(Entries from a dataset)
----

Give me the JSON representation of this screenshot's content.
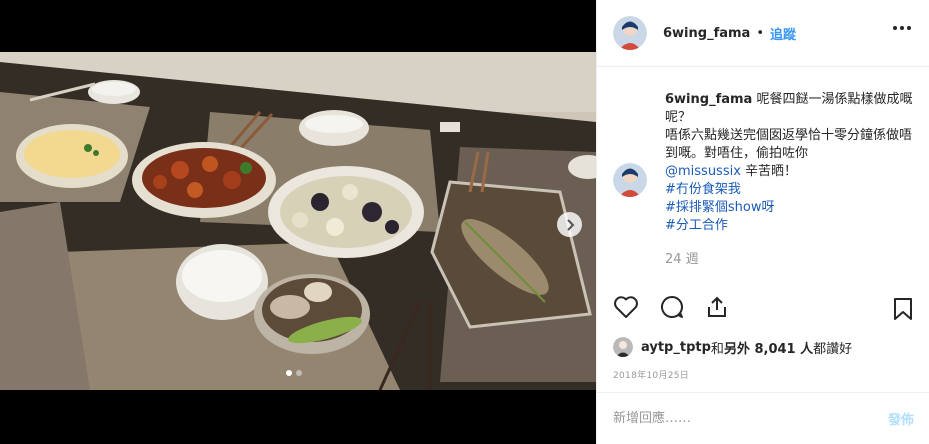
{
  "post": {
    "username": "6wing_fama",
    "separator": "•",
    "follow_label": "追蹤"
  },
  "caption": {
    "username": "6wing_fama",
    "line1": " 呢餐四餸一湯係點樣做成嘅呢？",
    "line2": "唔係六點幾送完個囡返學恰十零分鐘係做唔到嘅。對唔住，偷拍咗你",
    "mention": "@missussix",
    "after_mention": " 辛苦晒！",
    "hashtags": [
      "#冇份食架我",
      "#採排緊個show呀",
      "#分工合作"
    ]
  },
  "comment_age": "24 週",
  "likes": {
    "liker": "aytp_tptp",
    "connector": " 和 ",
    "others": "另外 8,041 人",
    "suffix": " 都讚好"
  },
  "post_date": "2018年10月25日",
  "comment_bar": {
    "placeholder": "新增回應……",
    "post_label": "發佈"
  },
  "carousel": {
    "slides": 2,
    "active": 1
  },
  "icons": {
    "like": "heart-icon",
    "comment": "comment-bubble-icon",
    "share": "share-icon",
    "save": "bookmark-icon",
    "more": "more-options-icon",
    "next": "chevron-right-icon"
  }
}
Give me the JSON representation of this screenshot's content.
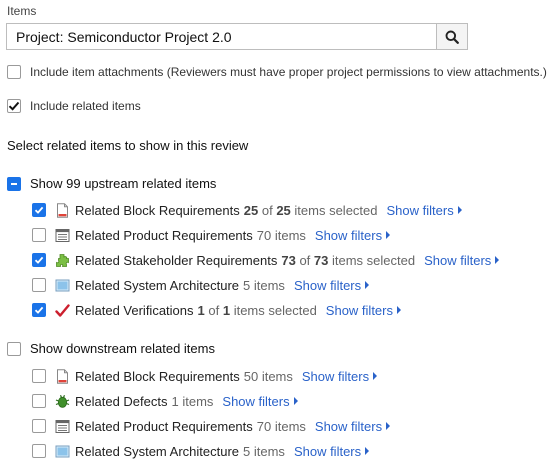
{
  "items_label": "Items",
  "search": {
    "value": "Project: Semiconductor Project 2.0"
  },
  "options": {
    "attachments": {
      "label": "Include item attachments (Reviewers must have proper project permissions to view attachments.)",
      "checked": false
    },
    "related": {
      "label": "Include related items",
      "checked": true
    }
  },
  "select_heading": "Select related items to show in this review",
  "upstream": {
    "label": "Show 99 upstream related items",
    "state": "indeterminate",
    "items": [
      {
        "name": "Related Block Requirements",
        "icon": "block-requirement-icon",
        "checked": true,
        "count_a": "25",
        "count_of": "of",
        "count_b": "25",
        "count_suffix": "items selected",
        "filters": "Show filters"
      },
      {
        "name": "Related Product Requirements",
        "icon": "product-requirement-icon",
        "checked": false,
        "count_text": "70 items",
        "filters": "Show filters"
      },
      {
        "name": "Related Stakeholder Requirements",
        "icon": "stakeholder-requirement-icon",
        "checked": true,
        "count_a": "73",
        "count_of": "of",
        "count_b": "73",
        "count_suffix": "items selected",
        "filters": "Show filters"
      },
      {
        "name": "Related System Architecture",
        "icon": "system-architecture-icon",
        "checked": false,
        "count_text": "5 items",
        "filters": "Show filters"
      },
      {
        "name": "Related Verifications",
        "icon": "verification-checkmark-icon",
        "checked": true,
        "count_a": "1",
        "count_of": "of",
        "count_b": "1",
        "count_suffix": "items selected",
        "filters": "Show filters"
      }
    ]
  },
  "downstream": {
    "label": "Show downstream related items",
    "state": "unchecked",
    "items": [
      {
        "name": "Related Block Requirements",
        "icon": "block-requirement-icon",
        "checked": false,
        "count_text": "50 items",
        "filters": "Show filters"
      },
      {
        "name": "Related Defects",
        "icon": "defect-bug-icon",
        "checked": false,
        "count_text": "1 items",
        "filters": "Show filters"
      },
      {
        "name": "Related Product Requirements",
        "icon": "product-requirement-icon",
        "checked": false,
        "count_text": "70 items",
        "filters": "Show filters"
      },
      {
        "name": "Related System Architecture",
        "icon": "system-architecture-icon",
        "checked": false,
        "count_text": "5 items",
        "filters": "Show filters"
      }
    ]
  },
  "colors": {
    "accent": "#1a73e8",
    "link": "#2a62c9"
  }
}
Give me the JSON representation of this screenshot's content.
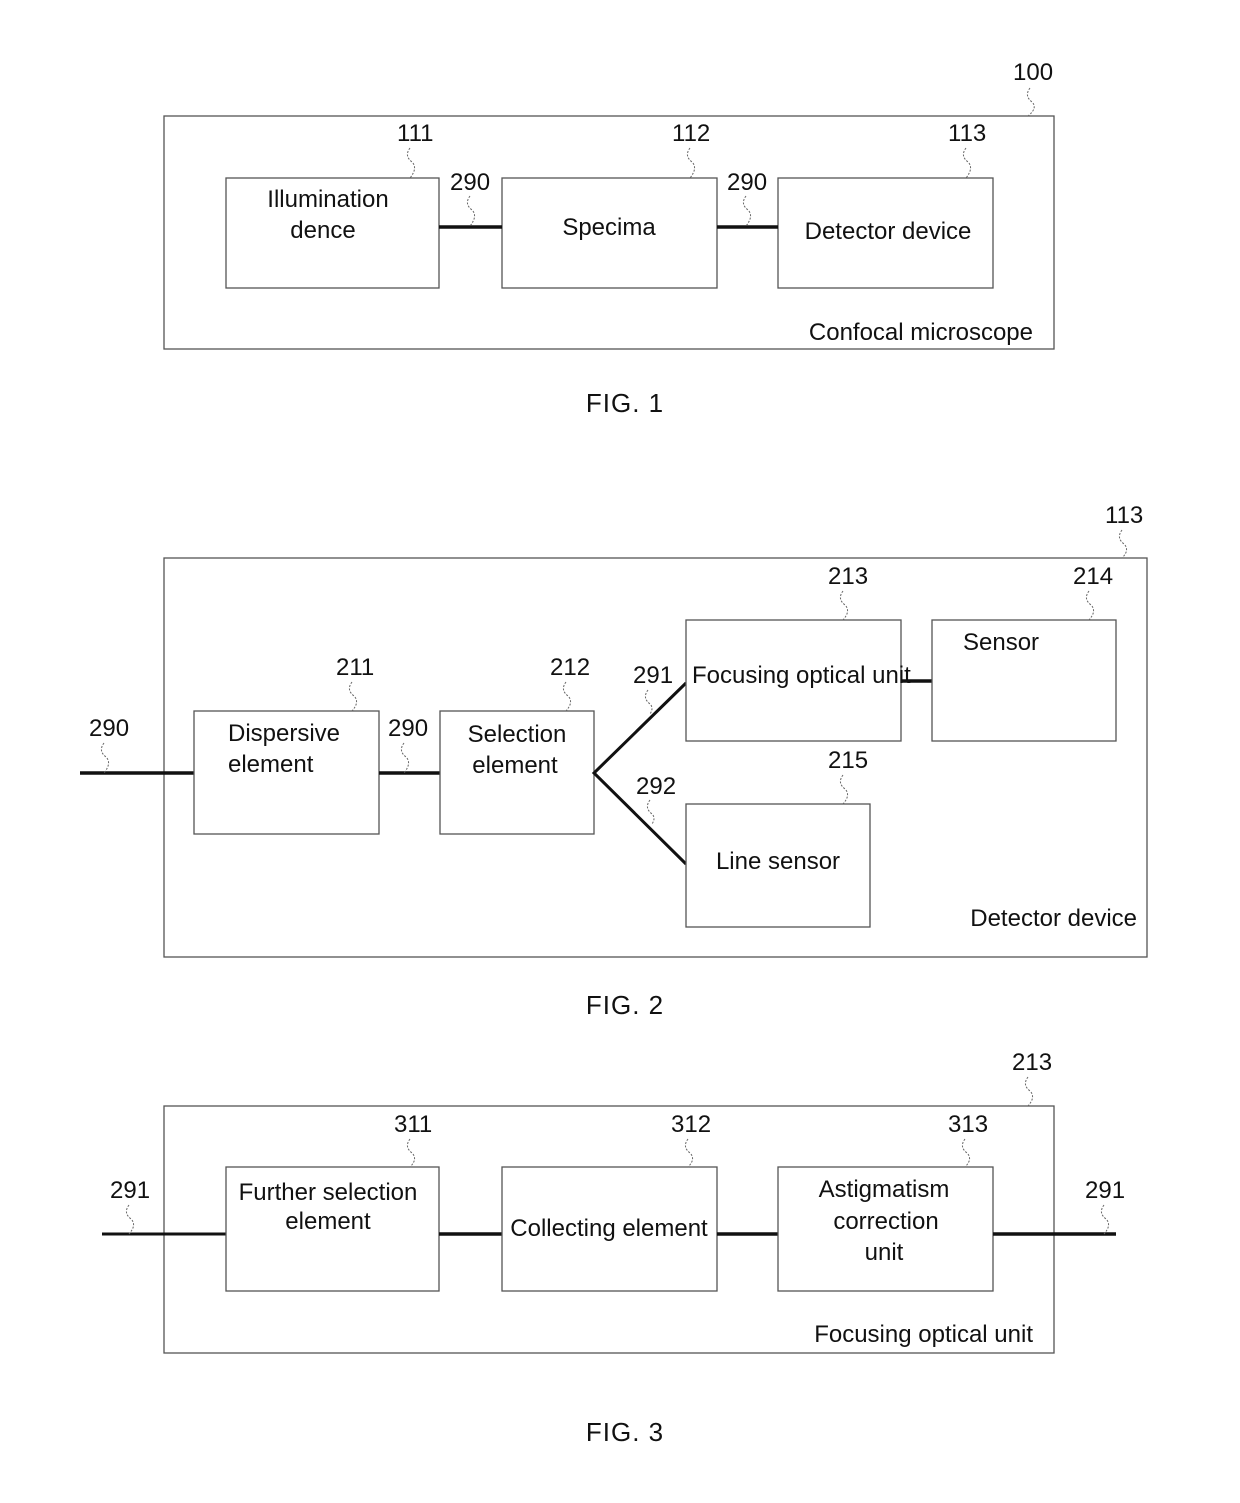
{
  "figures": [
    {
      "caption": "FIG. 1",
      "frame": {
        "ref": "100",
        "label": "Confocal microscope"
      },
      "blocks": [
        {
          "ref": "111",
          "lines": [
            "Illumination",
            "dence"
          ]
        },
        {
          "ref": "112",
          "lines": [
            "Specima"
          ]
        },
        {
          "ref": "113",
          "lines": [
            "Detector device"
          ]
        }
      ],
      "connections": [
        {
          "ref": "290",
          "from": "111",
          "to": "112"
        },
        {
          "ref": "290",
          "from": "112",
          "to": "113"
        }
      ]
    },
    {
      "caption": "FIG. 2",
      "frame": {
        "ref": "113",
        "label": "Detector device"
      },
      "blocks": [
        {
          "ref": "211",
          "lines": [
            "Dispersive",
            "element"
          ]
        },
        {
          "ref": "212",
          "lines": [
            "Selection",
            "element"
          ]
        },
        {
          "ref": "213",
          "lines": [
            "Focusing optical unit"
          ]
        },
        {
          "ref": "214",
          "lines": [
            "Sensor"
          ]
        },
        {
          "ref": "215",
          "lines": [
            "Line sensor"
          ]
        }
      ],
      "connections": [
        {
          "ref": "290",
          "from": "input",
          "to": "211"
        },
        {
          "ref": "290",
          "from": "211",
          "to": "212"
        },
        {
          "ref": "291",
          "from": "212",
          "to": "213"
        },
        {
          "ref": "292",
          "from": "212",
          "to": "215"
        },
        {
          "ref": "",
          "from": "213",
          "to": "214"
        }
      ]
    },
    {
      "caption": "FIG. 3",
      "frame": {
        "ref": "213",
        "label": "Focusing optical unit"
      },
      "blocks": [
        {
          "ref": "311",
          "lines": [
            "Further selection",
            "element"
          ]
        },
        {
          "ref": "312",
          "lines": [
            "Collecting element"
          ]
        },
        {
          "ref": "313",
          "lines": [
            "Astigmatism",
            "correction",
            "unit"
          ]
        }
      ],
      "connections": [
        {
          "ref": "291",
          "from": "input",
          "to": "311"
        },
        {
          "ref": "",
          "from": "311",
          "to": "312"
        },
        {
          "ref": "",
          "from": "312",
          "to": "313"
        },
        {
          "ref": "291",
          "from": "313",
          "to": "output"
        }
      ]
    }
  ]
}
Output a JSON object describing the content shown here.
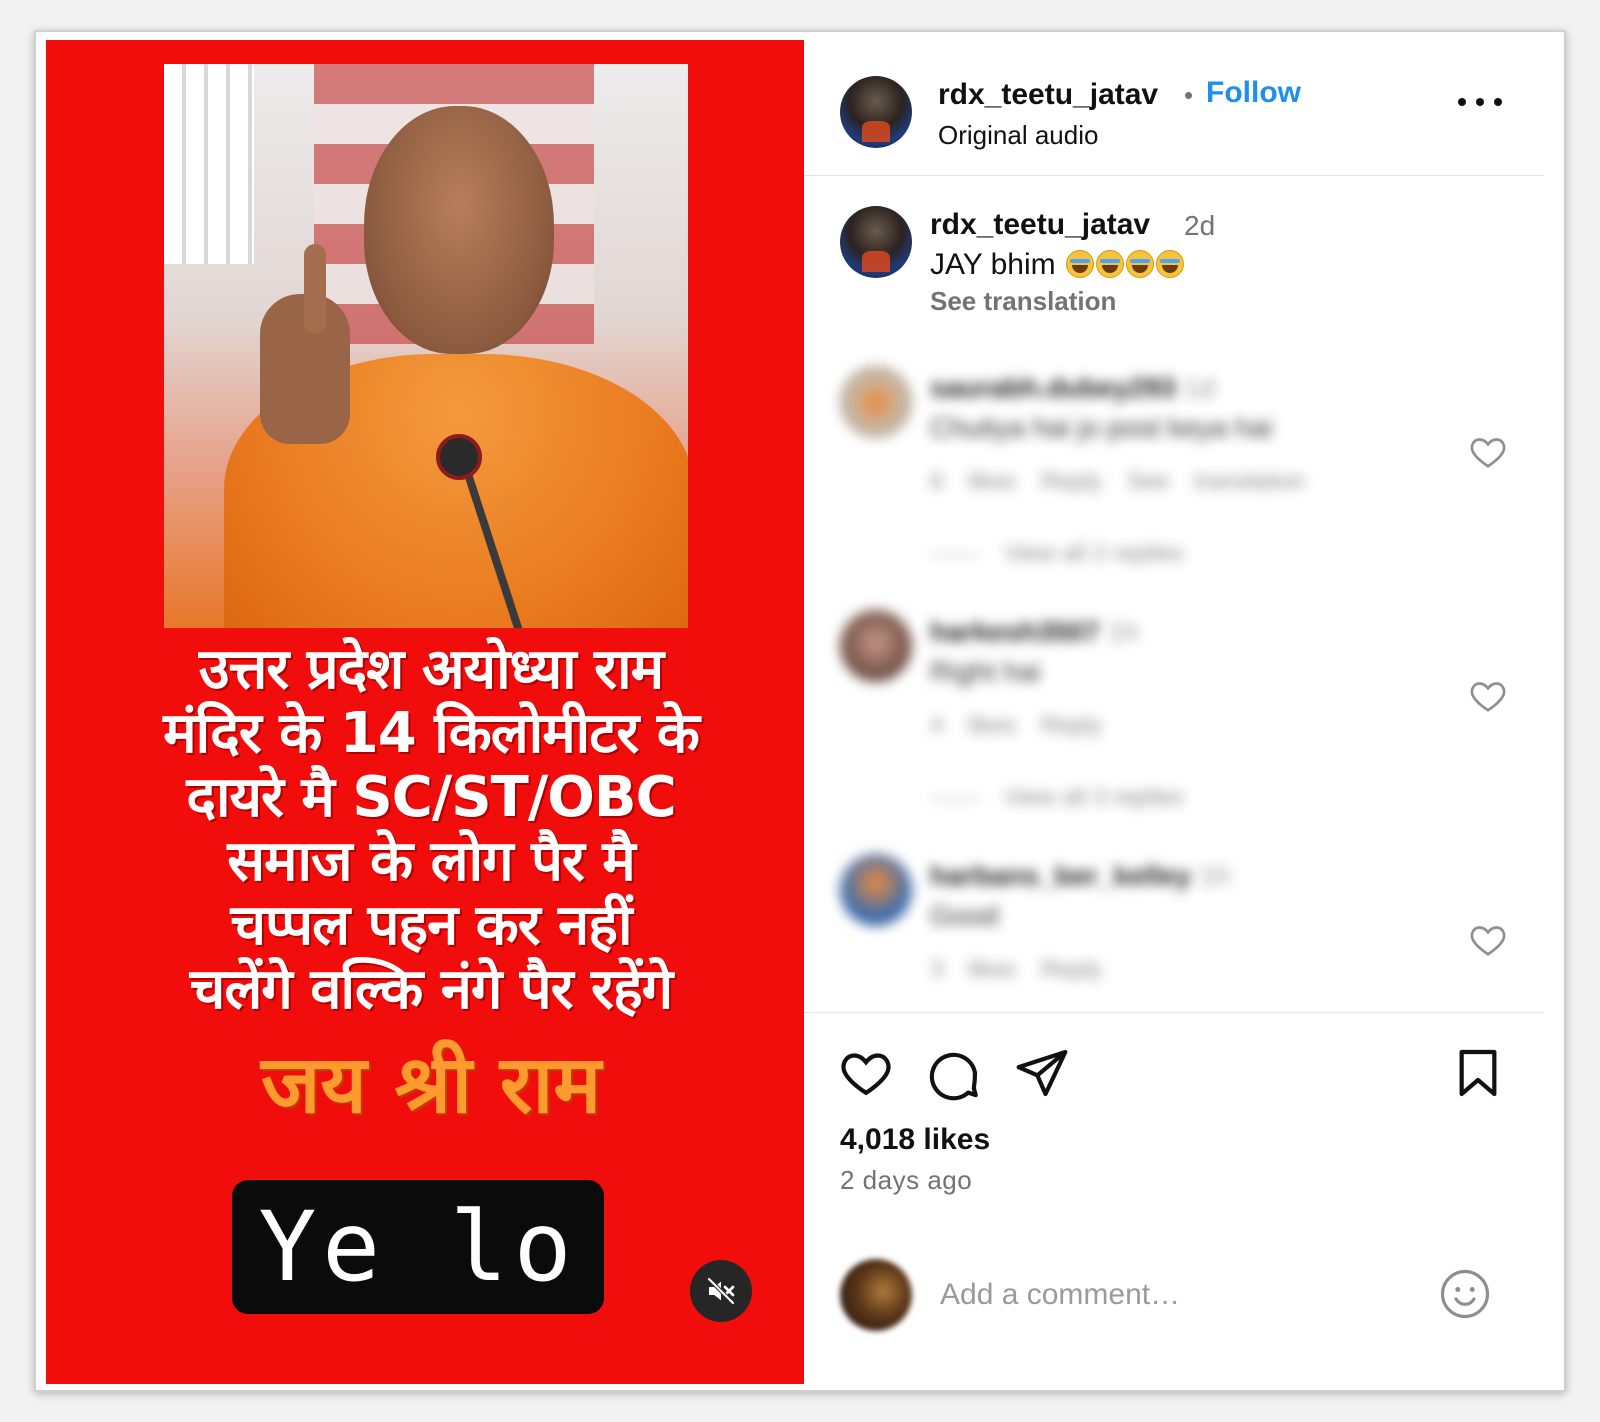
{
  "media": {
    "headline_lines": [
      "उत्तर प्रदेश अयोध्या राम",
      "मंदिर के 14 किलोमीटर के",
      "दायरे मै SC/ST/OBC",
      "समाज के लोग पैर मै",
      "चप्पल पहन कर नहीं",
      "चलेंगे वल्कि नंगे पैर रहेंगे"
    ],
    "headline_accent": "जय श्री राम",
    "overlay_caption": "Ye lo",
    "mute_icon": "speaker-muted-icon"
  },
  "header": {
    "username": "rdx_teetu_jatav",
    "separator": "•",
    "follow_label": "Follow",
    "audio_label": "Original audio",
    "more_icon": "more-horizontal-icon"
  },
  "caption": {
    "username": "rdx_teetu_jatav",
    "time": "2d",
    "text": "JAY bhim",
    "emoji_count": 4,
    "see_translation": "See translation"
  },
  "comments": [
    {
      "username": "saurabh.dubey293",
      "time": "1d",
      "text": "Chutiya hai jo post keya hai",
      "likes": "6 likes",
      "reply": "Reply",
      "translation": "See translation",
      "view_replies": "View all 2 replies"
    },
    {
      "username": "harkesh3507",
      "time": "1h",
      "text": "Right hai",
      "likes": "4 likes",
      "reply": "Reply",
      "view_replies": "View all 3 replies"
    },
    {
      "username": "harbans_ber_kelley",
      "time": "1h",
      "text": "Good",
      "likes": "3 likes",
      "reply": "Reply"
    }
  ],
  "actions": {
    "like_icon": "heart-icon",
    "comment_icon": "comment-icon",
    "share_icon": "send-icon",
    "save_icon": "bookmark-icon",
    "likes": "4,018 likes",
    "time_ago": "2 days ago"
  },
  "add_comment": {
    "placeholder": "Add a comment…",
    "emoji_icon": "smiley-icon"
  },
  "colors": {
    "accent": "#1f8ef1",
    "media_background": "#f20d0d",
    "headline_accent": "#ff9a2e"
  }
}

----

Prompt.
Search the entries for the word "Focusing", then list each line that holds it.

Task result.
            "Focusing optical unit"
        "label": "Focusing optical unit"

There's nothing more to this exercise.